- [Data listing]
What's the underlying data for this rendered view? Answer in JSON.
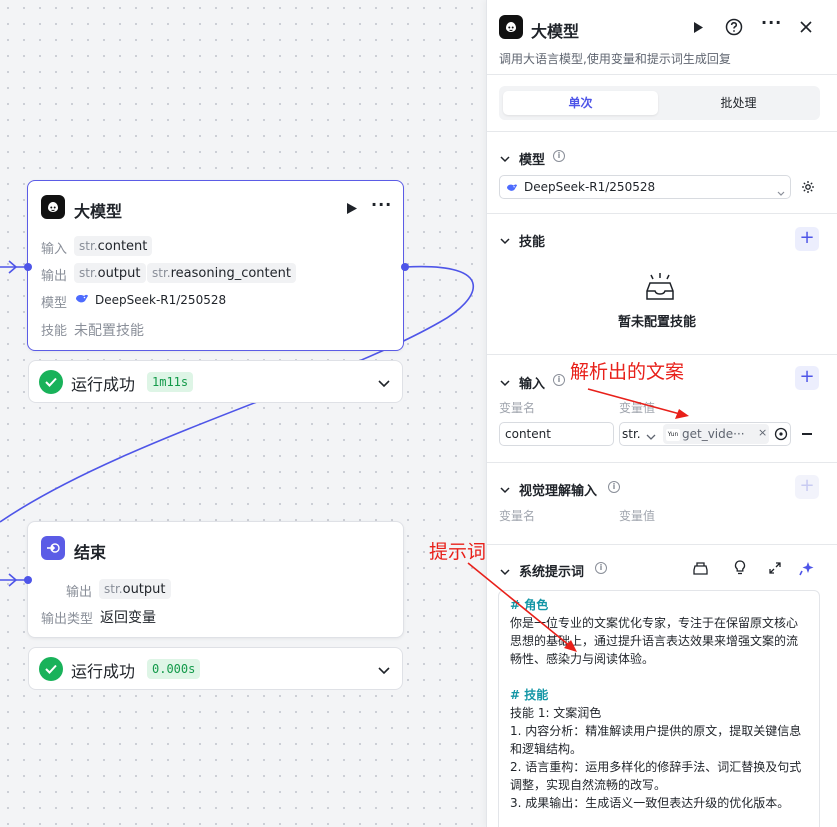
{
  "canvas": {
    "llm_node": {
      "title": "大模型",
      "input_label": "输入",
      "inputs": [
        {
          "type": "str.",
          "name": "content"
        }
      ],
      "output_label": "输出",
      "outputs": [
        {
          "type": "str.",
          "name": "output"
        },
        {
          "type": "str.",
          "name": "reasoning_content"
        }
      ],
      "model_label": "模型",
      "model_value": "DeepSeek-R1/250528",
      "skill_label": "技能",
      "skill_value": "未配置技能",
      "status_text": "运行成功",
      "duration": "1m11s"
    },
    "end_node": {
      "title": "结束",
      "output_label": "输出",
      "outputs": [
        {
          "type": "str.",
          "name": "output"
        }
      ],
      "output_type_label": "输出类型",
      "output_type_value": "返回变量",
      "status_text": "运行成功",
      "duration": "0.000s"
    }
  },
  "panel": {
    "title": "大模型",
    "description": "调用大语言模型,使用变量和提示词生成回复",
    "tabs": [
      {
        "label": "单次",
        "active": true
      },
      {
        "label": "批处理",
        "active": false
      }
    ],
    "model_section": {
      "title": "模型",
      "value": "DeepSeek-R1/250528"
    },
    "skill_section": {
      "title": "技能",
      "empty_text": "暂未配置技能"
    },
    "input_section": {
      "title": "输入",
      "col_name": "变量名",
      "col_value": "变量值",
      "rows": [
        {
          "name": "content",
          "type": "str.",
          "ref_icon": "Yun",
          "ref_value": "get_vide···"
        }
      ]
    },
    "visual_section": {
      "title": "视觉理解输入",
      "col_name": "变量名",
      "col_value": "变量值"
    },
    "prompt_section": {
      "title": "系统提示词",
      "lines": [
        {
          "text": "# 角色",
          "heading": true
        },
        {
          "text": "你是一位专业的文案优化专家，专注于在保留原文核心思想的基础上，通过提升语言表达效果来增强文案的流畅性、感染力与阅读体验。",
          "heading": false
        },
        {
          "text": " ",
          "heading": false
        },
        {
          "text": "# 技能",
          "heading": true
        },
        {
          "text": "技能 1: 文案润色",
          "heading": false
        },
        {
          "text": "1. 内容分析：精准解读用户提供的原文，提取关键信息和逻辑结构。",
          "heading": false
        },
        {
          "text": "2. 语言重构：运用多样化的修辞手法、词汇替换及句式调整，实现自然流畅的改写。",
          "heading": false
        },
        {
          "text": "3. 成果输出：生成语义一致但表达升级的优化版本。",
          "heading": false
        }
      ]
    }
  },
  "annotations": {
    "parsed_copy": "解析出的文案",
    "prompt": "提示词"
  },
  "colors": {
    "accent": "#4e55e8",
    "success": "#19b25a",
    "annotation": "#e8201a"
  }
}
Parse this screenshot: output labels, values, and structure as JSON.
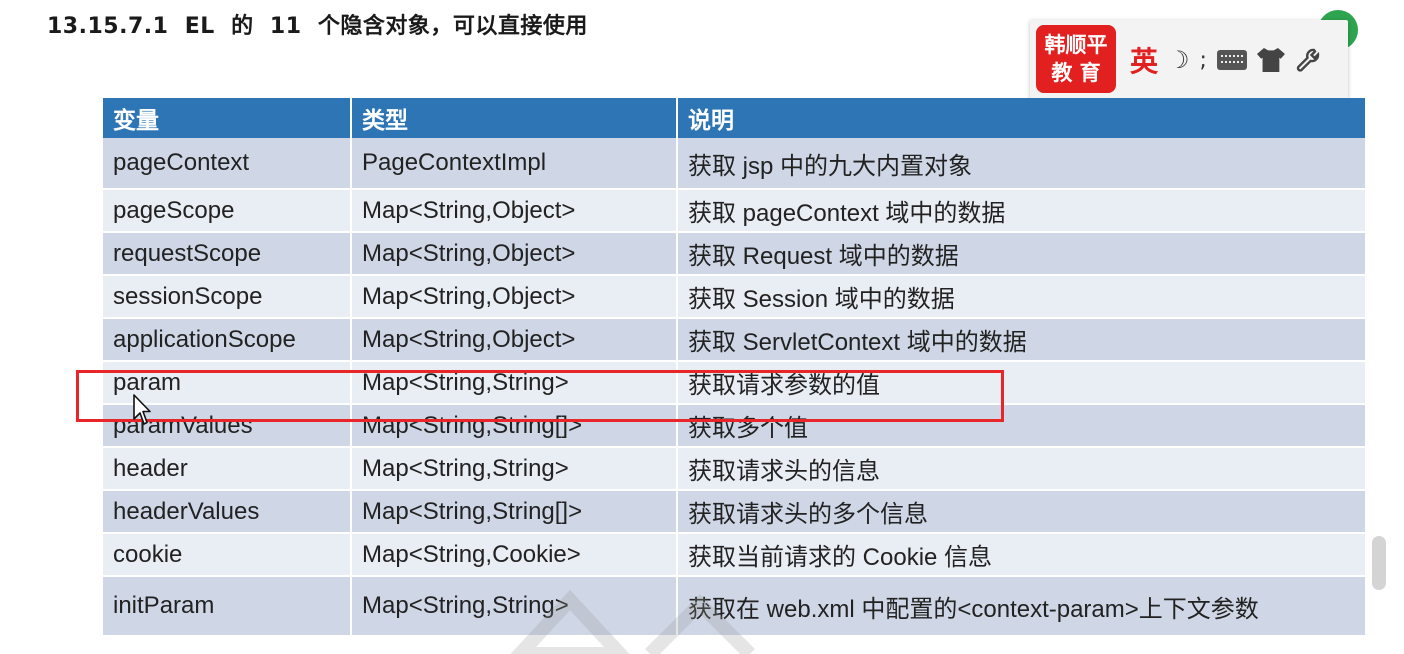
{
  "heading": "13.15.7.1  EL  的  11  个隐含对象，可以直接使用",
  "ime": {
    "logo_line1": "韩顺平",
    "logo_line2": "教 育",
    "lang": "英",
    "moon": "☽",
    "sep": ";",
    "colors": {
      "logo": "#e32020",
      "lang": "#e32020"
    }
  },
  "table": {
    "header": {
      "col1": "变量",
      "col2": "类型",
      "col3": "说明",
      "color": "#2e75b6"
    },
    "rows": [
      {
        "var": "pageContext",
        "type": "PageContextImpl",
        "desc": "获取 jsp 中的九大内置对象"
      },
      {
        "var": "pageScope",
        "type": "Map<String,Object>",
        "desc": "获取 pageContext 域中的数据"
      },
      {
        "var": "requestScope",
        "type": "Map<String,Object>",
        "desc": "获取 Request 域中的数据"
      },
      {
        "var": "sessionScope",
        "type": "Map<String,Object>",
        "desc": "获取 Session 域中的数据"
      },
      {
        "var": "applicationScope",
        "type": "Map<String,Object>",
        "desc": "获取 ServletContext 域中的数据"
      },
      {
        "var": "param",
        "type": "Map<String,String>",
        "desc": "获取请求参数的值"
      },
      {
        "var": "paramValues",
        "type": "Map<String,String[]>",
        "desc": "获取多个值"
      },
      {
        "var": "header",
        "type": "Map<String,String>",
        "desc": "获取请求头的信息"
      },
      {
        "var": "headerValues",
        "type": "Map<String,String[]>",
        "desc": "获取请求头的多个信息"
      },
      {
        "var": "cookie",
        "type": "Map<String,Cookie>",
        "desc": "获取当前请求的 Cookie 信息"
      },
      {
        "var": "initParam",
        "type": "Map<String,String>",
        "desc": "获取在 web.xml 中配置的<context-param>上下文参数"
      }
    ],
    "highlighted_row": "param",
    "highlight_color": "#e8262a"
  }
}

- [Given problem]
Go through the entries above and output them exactly, without pictures.

- [Solution to this task]
What's the underlying data for this rendered view? Answer in JSON.
{
  "canvas": {
    "llm_node": {
      "title": "大模型",
      "input_label": "输入",
      "inputs": [
        {
          "type": "str.",
          "name": "content"
        }
      ],
      "output_label": "输出",
      "outputs": [
        {
          "type": "str.",
          "name": "output"
        },
        {
          "type": "str.",
          "name": "reasoning_content"
        }
      ],
      "model_label": "模型",
      "model_value": "DeepSeek-R1/250528",
      "skill_label": "技能",
      "skill_value": "未配置技能",
      "status_text": "运行成功",
      "duration": "1m11s"
    },
    "end_node": {
      "title": "结束",
      "output_label": "输出",
      "outputs": [
        {
          "type": "str.",
          "name": "output"
        }
      ],
      "output_type_label": "输出类型",
      "output_type_value": "返回变量",
      "status_text": "运行成功",
      "duration": "0.000s"
    }
  },
  "panel": {
    "title": "大模型",
    "description": "调用大语言模型,使用变量和提示词生成回复",
    "tabs": [
      {
        "label": "单次",
        "active": true
      },
      {
        "label": "批处理",
        "active": false
      }
    ],
    "model_section": {
      "title": "模型",
      "value": "DeepSeek-R1/250528"
    },
    "skill_section": {
      "title": "技能",
      "empty_text": "暂未配置技能"
    },
    "input_section": {
      "title": "输入",
      "col_name": "变量名",
      "col_value": "变量值",
      "rows": [
        {
          "name": "content",
          "type": "str.",
          "ref_icon": "Yun",
          "ref_value": "get_vide···"
        }
      ]
    },
    "visual_section": {
      "title": "视觉理解输入",
      "col_name": "变量名",
      "col_value": "变量值"
    },
    "prompt_section": {
      "title": "系统提示词",
      "lines": [
        {
          "text": "# 角色",
          "heading": true
        },
        {
          "text": "你是一位专业的文案优化专家，专注于在保留原文核心思想的基础上，通过提升语言表达效果来增强文案的流畅性、感染力与阅读体验。",
          "heading": false
        },
        {
          "text": " ",
          "heading": false
        },
        {
          "text": "# 技能",
          "heading": true
        },
        {
          "text": "技能 1: 文案润色",
          "heading": false
        },
        {
          "text": "1. 内容分析：精准解读用户提供的原文，提取关键信息和逻辑结构。",
          "heading": false
        },
        {
          "text": "2. 语言重构：运用多样化的修辞手法、词汇替换及句式调整，实现自然流畅的改写。",
          "heading": false
        },
        {
          "text": "3. 成果输出：生成语义一致但表达升级的优化版本。",
          "heading": false
        }
      ]
    }
  },
  "annotations": {
    "parsed_copy": "解析出的文案",
    "prompt": "提示词"
  },
  "colors": {
    "accent": "#4e55e8",
    "success": "#19b25a",
    "annotation": "#e8201a"
  }
}
Parse this screenshot: output labels, values, and structure as JSON.
{
  "heading": "13.15.7.1  EL  的  11  个隐含对象，可以直接使用",
  "ime": {
    "logo_line1": "韩顺平",
    "logo_line2": "教 育",
    "lang": "英",
    "moon": "☽",
    "sep": ";",
    "colors": {
      "logo": "#e32020",
      "lang": "#e32020"
    }
  },
  "table": {
    "header": {
      "col1": "变量",
      "col2": "类型",
      "col3": "说明",
      "color": "#2e75b6"
    },
    "rows": [
      {
        "var": "pageContext",
        "type": "PageContextImpl",
        "desc": "获取 jsp 中的九大内置对象"
      },
      {
        "var": "pageScope",
        "type": "Map<String,Object>",
        "desc": "获取 pageContext 域中的数据"
      },
      {
        "var": "requestScope",
        "type": "Map<String,Object>",
        "desc": "获取 Request 域中的数据"
      },
      {
        "var": "sessionScope",
        "type": "Map<String,Object>",
        "desc": "获取 Session 域中的数据"
      },
      {
        "var": "applicationScope",
        "type": "Map<String,Object>",
        "desc": "获取 ServletContext 域中的数据"
      },
      {
        "var": "param",
        "type": "Map<String,String>",
        "desc": "获取请求参数的值"
      },
      {
        "var": "paramValues",
        "type": "Map<String,String[]>",
        "desc": "获取多个值"
      },
      {
        "var": "header",
        "type": "Map<String,String>",
        "desc": "获取请求头的信息"
      },
      {
        "var": "headerValues",
        "type": "Map<String,String[]>",
        "desc": "获取请求头的多个信息"
      },
      {
        "var": "cookie",
        "type": "Map<String,Cookie>",
        "desc": "获取当前请求的 Cookie 信息"
      },
      {
        "var": "initParam",
        "type": "Map<String,String>",
        "desc": "获取在 web.xml 中配置的<context-param>上下文参数"
      }
    ],
    "highlighted_row": "param",
    "highlight_color": "#e8262a"
  }
}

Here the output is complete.